→ **EXERCISE OBJECTIVE**
In the copy, include every entry exactly but none of the images.

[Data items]
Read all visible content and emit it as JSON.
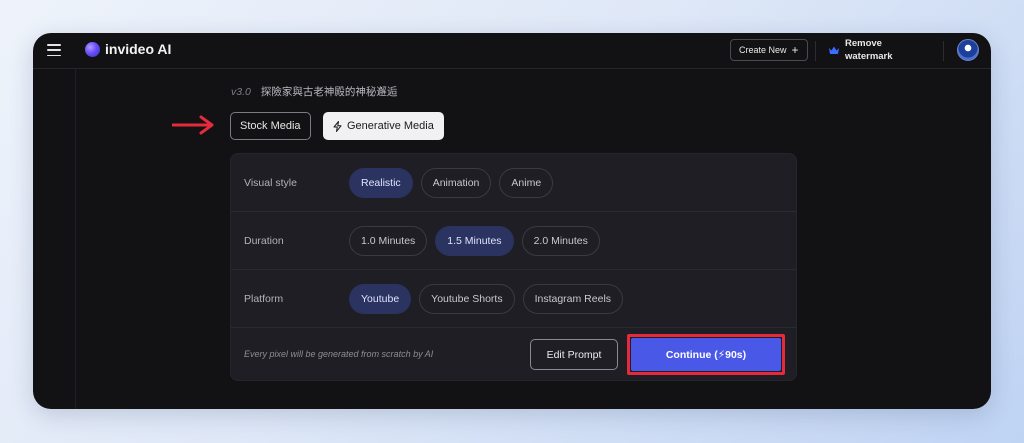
{
  "app": {
    "name": "invideo AI"
  },
  "header": {
    "create_new_label": "Create New",
    "remove_watermark_label": "Remove watermark"
  },
  "project": {
    "version": "v3.0",
    "title": "探險家與古老神殿的神秘邂逅"
  },
  "media_tabs": [
    {
      "label": "Stock Media",
      "selected": false
    },
    {
      "label": "Generative Media",
      "selected": true
    }
  ],
  "options": {
    "visual_style": {
      "label": "Visual style",
      "choices": [
        "Realistic",
        "Animation",
        "Anime"
      ],
      "selected": "Realistic"
    },
    "duration": {
      "label": "Duration",
      "choices": [
        "1.0 Minutes",
        "1.5 Minutes",
        "2.0 Minutes"
      ],
      "selected": "1.5 Minutes"
    },
    "platform": {
      "label": "Platform",
      "choices": [
        "Youtube",
        "Youtube Shorts",
        "Instagram Reels"
      ],
      "selected": "Youtube"
    }
  },
  "footer": {
    "note": "Every pixel will be generated from scratch by AI",
    "edit_prompt_label": "Edit Prompt",
    "continue_label": "Continue (⚡90s)"
  },
  "colors": {
    "accent_blue": "#4a58e8",
    "selected_chip": "#2b3360",
    "highlight_red": "#e52a3b"
  }
}
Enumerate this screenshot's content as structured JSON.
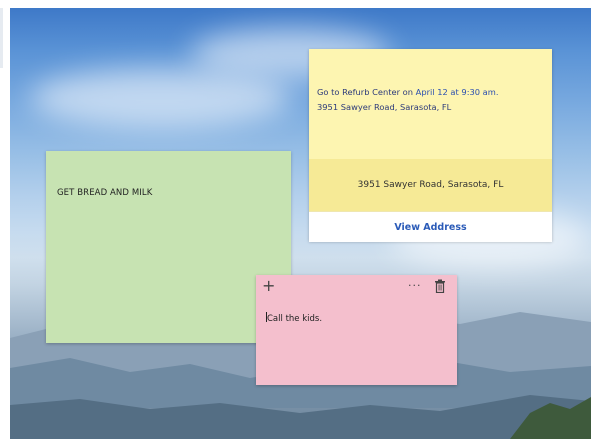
{
  "notes": {
    "green": {
      "text": "GET BREAD AND MILK",
      "color": "#c7e3b2"
    },
    "yellow": {
      "line1_prefix": "Go to Refurb Center on ",
      "line1_link": "April 12 at 9:30 am.",
      "line2": "3951 Sawyer Road, Sarasota, FL",
      "address_card": {
        "address": "3951 Sawyer Road, Sarasota, FL",
        "button_label": "View Address"
      },
      "color": "#fdf5b1"
    },
    "pink": {
      "toolbar": {
        "add_icon": "plus-icon",
        "menu_icon": "more-icon",
        "delete_icon": "trash-icon",
        "add_glyph": "+",
        "menu_glyph": "···"
      },
      "text": "Call the kids.",
      "color": "#f4bfcd"
    }
  }
}
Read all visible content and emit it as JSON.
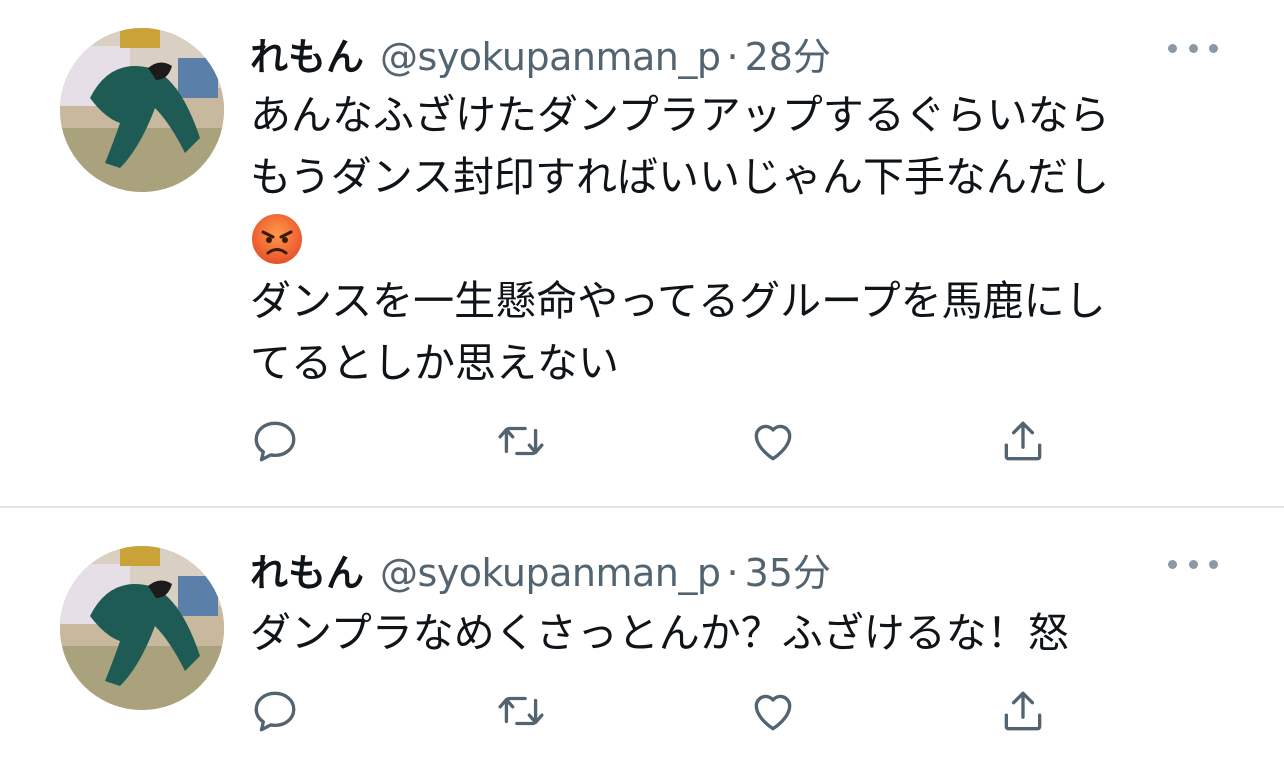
{
  "tweets": [
    {
      "display_name": "れもん",
      "handle": "@syokupanman_p",
      "separator": "·",
      "time": "28分",
      "lines": [
        "あんなふざけたダンプラアップするぐらいなら",
        "もうダンス封印すればいいじゃん下手なんだし"
      ],
      "emoji": "angry-face",
      "lines_after_emoji": [
        "ダンスを一生懸命やってるグループを馬鹿にし",
        "てるとしか思えない"
      ],
      "icons": {
        "reply": "reply-icon",
        "retweet": "retweet-icon",
        "like": "heart-icon",
        "share": "share-icon",
        "more": "more-icon"
      }
    },
    {
      "display_name": "れもん",
      "handle": "@syokupanman_p",
      "separator": "·",
      "time": "35分",
      "lines": [
        "ダンプラなめくさっとんか？ふざけるな！怒"
      ],
      "icons": {
        "reply": "reply-icon",
        "retweet": "retweet-icon",
        "like": "heart-icon",
        "share": "share-icon",
        "more": "more-icon"
      }
    }
  ],
  "colors": {
    "text": "#0f1419",
    "secondary": "#536471",
    "icon": "#536471",
    "divider": "#e3e6e9",
    "emoji": "#e8502a"
  }
}
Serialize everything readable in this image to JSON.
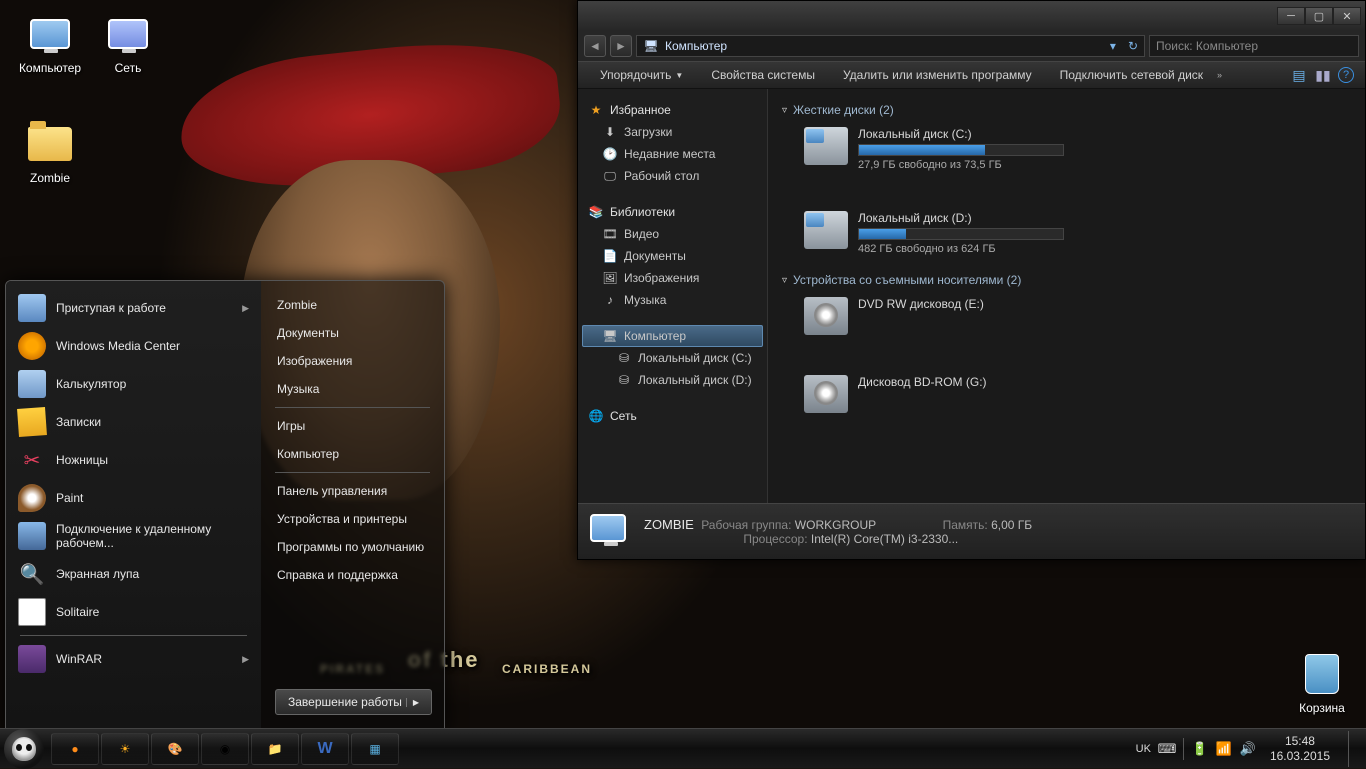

→ **OUTPUT BELOW**
Read all visible content and emit it as JSON.
{
  "app": {
    "name": "invideo AI"
  },
  "header": {
    "create_new_label": "Create New",
    "remove_watermark_label": "Remove watermark"
  },
  "project": {
    "version": "v3.0",
    "title": "探險家與古老神殿的神秘邂逅"
  },
  "media_tabs": [
    {
      "label": "Stock Media",
      "selected": false
    },
    {
      "label": "Generative Media",
      "selected": true
    }
  ],
  "options": {
    "visual_style": {
      "label": "Visual style",
      "choices": [
        "Realistic",
        "Animation",
        "Anime"
      ],
      "selected": "Realistic"
    },
    "duration": {
      "label": "Duration",
      "choices": [
        "1.0 Minutes",
        "1.5 Minutes",
        "2.0 Minutes"
      ],
      "selected": "1.5 Minutes"
    },
    "platform": {
      "label": "Platform",
      "choices": [
        "Youtube",
        "Youtube Shorts",
        "Instagram Reels"
      ],
      "selected": "Youtube"
    }
  },
  "footer": {
    "note": "Every pixel will be generated from scratch by AI",
    "edit_prompt_label": "Edit Prompt",
    "continue_label": "Continue (⚡90s)"
  },
  "colors": {
    "accent_blue": "#4a58e8",
    "selected_chip": "#2b3360",
    "highlight_red": "#e52a3b"
  }
}
Enumerate this screenshot's content as structured JSON.
{
  "notes": {
    "green": {
      "text": "GET BREAD AND MILK",
      "color": "#c7e3b2"
    },
    "yellow": {
      "line1_prefix": "Go to Refurb Center on ",
      "line1_link": "April 12 at 9:30 am.",
      "line2": "3951 Sawyer Road, Sarasota, FL",
      "address_card": {
        "address": "3951 Sawyer Road, Sarasota, FL",
        "button_label": "View Address"
      },
      "color": "#fdf5b1"
    },
    "pink": {
      "toolbar": {
        "add_icon": "plus-icon",
        "menu_icon": "more-icon",
        "delete_icon": "trash-icon",
        "add_glyph": "+",
        "menu_glyph": "···"
      },
      "text": "Call the kids.",
      "color": "#f4bfcd"
    }
  }
}
Read all visible content and emit it as JSON.
{
  "tweets": [
    {
      "display_name": "れもん",
      "handle": "@syokupanman_p",
      "separator": "·",
      "time": "28分",
      "lines": [
        "あんなふざけたダンプラアップするぐらいなら",
        "もうダンス封印すればいいじゃん下手なんだし"
      ],
      "emoji": "angry-face",
      "lines_after_emoji": [
        "ダンスを一生懸命やってるグループを馬鹿にし",
        "てるとしか思えない"
      ],
      "icons": {
        "reply": "reply-icon",
        "retweet": "retweet-icon",
        "like": "heart-icon",
        "share": "share-icon",
        "more": "more-icon"
      }
    },
    {
      "display_name": "れもん",
      "handle": "@syokupanman_p",
      "separator": "·",
      "time": "35分",
      "lines": [
        "ダンプラなめくさっとんか？ふざけるな！怒"
      ],
      "icons": {
        "reply": "reply-icon",
        "retweet": "retweet-icon",
        "like": "heart-icon",
        "share": "share-icon",
        "more": "more-icon"
      }
    }
  ],
  "colors": {
    "text": "#0f1419",
    "secondary": "#536471",
    "icon": "#536471",
    "divider": "#e3e6e9",
    "emoji": "#e8502a"
  }
}
Serialize everything readable in this image to JSON.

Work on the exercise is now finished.